## Begin DATA FOR THIS TASK

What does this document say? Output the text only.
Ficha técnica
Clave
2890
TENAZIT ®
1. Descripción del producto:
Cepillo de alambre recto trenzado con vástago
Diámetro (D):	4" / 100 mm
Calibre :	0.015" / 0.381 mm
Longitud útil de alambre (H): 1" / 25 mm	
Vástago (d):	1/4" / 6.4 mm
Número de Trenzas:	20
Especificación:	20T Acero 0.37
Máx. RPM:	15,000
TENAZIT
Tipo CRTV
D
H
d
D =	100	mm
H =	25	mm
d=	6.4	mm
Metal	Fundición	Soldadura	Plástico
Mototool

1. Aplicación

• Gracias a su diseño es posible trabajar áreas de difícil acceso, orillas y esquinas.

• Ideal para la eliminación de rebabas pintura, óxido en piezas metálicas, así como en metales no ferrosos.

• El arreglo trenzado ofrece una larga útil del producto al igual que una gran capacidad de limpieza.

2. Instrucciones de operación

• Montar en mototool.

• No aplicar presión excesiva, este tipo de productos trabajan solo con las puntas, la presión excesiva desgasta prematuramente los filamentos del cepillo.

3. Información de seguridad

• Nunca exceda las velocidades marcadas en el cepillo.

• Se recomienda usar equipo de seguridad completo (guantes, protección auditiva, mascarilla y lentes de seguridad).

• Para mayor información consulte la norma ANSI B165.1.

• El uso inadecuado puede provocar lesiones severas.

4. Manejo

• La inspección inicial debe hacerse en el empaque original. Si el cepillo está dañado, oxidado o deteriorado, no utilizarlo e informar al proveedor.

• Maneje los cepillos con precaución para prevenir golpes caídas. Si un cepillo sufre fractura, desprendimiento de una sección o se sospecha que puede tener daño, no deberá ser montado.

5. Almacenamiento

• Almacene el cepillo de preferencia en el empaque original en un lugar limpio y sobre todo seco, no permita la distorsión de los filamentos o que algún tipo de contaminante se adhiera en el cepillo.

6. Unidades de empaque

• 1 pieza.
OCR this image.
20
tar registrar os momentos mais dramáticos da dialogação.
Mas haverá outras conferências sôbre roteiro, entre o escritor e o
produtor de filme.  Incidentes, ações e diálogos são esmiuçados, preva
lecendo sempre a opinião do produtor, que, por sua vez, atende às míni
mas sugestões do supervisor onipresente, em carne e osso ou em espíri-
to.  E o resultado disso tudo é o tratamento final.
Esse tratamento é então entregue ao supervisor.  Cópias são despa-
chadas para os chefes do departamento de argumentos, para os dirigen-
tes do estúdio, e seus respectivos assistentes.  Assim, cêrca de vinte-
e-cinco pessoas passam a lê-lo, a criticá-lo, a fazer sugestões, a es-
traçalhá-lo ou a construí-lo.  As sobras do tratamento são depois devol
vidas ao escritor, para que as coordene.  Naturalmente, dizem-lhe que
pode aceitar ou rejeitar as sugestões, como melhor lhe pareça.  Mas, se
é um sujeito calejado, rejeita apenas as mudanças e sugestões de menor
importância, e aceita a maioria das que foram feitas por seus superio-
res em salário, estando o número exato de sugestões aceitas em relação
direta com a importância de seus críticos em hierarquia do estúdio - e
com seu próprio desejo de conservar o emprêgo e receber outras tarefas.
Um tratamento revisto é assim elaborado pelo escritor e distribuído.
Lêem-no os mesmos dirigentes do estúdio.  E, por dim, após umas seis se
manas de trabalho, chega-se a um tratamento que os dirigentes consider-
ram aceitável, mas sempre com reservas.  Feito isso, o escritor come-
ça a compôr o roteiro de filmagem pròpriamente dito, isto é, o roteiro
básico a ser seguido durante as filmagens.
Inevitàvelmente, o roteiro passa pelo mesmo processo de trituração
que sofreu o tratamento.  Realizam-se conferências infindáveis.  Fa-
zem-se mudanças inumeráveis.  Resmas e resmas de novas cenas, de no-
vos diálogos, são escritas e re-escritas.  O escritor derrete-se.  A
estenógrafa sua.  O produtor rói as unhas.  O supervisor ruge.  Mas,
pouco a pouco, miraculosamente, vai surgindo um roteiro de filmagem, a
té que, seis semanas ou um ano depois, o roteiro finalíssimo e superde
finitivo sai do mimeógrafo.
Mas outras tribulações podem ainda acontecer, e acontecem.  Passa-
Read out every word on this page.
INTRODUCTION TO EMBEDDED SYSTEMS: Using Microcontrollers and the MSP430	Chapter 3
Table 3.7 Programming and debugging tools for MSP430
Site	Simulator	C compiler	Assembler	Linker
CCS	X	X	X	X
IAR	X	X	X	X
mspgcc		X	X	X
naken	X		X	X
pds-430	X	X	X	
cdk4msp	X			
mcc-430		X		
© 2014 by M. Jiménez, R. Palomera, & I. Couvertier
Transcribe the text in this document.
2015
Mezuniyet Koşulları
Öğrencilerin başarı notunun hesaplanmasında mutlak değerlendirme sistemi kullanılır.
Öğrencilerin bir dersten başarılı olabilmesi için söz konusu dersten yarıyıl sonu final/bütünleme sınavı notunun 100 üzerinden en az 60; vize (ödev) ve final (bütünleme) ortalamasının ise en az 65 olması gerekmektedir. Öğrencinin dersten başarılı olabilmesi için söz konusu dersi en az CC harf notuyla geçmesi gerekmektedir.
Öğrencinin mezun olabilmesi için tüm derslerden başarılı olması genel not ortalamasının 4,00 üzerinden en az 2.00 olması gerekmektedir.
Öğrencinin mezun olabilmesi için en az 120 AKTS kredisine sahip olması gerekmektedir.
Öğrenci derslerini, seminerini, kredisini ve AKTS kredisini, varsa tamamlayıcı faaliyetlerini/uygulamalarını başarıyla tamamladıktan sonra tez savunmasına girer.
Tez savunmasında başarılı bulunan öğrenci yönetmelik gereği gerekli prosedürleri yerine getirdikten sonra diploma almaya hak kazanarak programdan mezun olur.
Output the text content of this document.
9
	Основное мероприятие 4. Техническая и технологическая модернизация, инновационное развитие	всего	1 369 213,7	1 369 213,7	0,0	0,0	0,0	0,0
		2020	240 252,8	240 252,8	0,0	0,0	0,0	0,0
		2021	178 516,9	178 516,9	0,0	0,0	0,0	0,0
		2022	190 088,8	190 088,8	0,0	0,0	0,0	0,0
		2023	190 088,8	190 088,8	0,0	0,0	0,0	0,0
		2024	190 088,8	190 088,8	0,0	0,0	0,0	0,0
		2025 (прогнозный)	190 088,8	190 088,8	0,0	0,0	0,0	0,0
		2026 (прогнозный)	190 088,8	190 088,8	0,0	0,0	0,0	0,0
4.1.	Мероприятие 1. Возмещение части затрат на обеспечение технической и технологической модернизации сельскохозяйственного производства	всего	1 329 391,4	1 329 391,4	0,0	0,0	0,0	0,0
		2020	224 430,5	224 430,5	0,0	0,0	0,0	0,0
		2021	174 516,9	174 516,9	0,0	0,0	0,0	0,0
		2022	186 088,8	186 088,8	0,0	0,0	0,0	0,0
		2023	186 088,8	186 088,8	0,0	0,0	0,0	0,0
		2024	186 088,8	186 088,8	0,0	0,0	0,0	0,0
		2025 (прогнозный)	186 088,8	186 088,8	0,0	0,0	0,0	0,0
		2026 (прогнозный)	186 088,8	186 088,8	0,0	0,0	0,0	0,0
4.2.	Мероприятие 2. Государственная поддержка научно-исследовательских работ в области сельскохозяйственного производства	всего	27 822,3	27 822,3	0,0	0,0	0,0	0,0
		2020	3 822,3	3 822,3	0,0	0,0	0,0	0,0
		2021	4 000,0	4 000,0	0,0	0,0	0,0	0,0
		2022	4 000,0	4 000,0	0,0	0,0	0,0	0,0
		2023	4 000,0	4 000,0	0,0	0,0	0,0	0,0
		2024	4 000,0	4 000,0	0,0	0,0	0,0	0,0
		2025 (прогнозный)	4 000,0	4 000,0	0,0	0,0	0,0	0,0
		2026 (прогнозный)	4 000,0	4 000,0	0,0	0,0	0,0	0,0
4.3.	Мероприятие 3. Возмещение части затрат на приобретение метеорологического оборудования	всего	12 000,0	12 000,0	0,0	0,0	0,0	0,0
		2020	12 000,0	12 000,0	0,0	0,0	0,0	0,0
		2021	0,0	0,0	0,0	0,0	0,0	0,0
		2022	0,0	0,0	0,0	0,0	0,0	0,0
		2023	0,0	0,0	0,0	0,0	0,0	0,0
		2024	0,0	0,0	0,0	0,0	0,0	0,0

## End DATA FOR THIS TASK

§ **TASK**
From the listing above, copy all lines holding the word "seus".

§ **REPLY TO THE EXERCISE**
tes do estúdio, e seus respectivos assistentes.  Assim, cêrca de vinte-
importância, e aceita a maioria das que foram feitas por seus superio-
direta com a importância de seus críticos em hierarquia do estúdio - e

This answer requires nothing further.